## What the exercise asks
In the material below, some lines carry "persons". Copy each such line.
========================
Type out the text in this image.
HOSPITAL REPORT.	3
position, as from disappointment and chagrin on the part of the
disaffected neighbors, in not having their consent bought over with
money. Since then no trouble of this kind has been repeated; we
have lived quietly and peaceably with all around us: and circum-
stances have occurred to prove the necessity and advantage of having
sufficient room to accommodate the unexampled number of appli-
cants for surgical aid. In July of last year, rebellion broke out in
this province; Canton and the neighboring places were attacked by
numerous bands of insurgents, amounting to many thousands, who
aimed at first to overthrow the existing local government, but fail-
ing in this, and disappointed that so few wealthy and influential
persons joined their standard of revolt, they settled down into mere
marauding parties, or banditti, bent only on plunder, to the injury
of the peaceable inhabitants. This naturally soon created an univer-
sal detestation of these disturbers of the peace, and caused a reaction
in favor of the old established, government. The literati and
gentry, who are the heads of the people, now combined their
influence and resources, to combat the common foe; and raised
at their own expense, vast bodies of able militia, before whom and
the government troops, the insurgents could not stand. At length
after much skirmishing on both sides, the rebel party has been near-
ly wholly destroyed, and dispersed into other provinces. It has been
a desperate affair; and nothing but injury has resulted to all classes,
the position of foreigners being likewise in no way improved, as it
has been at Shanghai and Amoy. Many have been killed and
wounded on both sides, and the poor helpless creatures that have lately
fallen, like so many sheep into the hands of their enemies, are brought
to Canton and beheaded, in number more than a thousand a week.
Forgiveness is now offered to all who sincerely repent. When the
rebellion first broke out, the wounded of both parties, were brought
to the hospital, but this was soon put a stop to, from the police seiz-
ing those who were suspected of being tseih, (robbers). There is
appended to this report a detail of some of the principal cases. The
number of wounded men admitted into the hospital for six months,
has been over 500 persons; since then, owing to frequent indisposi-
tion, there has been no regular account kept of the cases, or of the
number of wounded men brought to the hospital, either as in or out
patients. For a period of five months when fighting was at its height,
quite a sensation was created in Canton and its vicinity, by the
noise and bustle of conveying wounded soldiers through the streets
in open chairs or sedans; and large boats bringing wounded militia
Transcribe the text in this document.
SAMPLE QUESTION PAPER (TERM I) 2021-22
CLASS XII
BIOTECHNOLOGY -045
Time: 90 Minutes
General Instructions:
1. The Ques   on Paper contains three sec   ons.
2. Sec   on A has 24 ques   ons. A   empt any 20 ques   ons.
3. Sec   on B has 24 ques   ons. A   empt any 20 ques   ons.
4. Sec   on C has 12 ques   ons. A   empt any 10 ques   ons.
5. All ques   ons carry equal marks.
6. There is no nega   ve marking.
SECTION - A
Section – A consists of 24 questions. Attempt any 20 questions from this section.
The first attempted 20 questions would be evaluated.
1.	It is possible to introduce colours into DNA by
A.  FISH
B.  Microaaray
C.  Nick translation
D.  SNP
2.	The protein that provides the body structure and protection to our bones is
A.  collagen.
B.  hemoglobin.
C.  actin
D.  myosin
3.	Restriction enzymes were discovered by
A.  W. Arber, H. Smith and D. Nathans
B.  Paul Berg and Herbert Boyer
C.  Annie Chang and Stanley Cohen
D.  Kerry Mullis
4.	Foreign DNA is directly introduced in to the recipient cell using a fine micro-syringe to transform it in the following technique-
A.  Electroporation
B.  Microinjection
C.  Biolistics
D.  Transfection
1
========================
## Task output
persons joined their standard of revolt, they settled down into mere
has been over 500 persons; since then, owing to frequent indisposi-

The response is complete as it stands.